◆ WHAT YOU ARE ASKED TO DO
Which lines of the records contain "торгах"? Collect every one of them.

Stored items
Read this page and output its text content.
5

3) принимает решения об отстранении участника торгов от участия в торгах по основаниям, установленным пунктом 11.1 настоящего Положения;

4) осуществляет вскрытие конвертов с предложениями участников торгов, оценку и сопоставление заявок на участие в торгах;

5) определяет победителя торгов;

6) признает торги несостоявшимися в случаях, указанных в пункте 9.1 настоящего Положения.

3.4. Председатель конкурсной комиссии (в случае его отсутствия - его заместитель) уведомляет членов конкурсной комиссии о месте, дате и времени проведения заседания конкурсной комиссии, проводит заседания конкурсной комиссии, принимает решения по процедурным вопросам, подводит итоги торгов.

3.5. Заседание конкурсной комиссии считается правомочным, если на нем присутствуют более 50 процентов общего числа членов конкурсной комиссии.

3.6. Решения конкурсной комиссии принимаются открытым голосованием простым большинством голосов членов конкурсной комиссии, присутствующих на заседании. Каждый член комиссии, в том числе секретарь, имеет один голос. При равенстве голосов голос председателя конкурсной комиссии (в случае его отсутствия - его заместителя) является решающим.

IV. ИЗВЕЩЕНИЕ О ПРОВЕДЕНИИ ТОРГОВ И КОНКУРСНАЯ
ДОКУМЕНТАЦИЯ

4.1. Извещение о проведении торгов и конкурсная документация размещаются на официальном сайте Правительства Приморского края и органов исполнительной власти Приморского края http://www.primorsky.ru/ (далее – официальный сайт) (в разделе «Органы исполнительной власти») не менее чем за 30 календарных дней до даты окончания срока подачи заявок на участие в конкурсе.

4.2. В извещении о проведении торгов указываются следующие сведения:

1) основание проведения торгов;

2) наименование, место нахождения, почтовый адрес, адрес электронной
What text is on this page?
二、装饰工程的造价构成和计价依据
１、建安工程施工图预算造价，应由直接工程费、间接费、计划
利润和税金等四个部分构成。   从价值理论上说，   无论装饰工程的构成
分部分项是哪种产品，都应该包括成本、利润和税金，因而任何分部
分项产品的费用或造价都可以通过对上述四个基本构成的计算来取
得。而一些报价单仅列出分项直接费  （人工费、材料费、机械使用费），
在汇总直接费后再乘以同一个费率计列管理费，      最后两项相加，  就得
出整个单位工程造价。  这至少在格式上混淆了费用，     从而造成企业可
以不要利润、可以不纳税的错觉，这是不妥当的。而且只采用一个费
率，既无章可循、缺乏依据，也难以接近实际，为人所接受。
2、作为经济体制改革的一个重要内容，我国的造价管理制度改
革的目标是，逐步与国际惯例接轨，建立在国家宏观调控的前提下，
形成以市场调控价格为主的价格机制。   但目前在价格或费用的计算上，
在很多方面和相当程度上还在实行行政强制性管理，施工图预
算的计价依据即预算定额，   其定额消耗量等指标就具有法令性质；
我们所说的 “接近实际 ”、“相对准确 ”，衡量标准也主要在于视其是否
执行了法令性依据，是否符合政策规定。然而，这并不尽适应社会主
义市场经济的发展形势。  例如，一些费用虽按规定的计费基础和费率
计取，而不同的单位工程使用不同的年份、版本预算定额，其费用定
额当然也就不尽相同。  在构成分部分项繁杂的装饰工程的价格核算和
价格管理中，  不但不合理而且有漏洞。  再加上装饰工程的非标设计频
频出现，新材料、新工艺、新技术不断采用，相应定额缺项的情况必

◆ ANSWER TO THE EXERCISE
3) принимает решения об отстранении участника торгов от участия в торгах по основаниям, установленным пунктом 11.1 настоящего Положения;
4) осуществляет вскрытие конвертов с предложениями участников торгов, оценку и сопоставление заявок на участие в торгах;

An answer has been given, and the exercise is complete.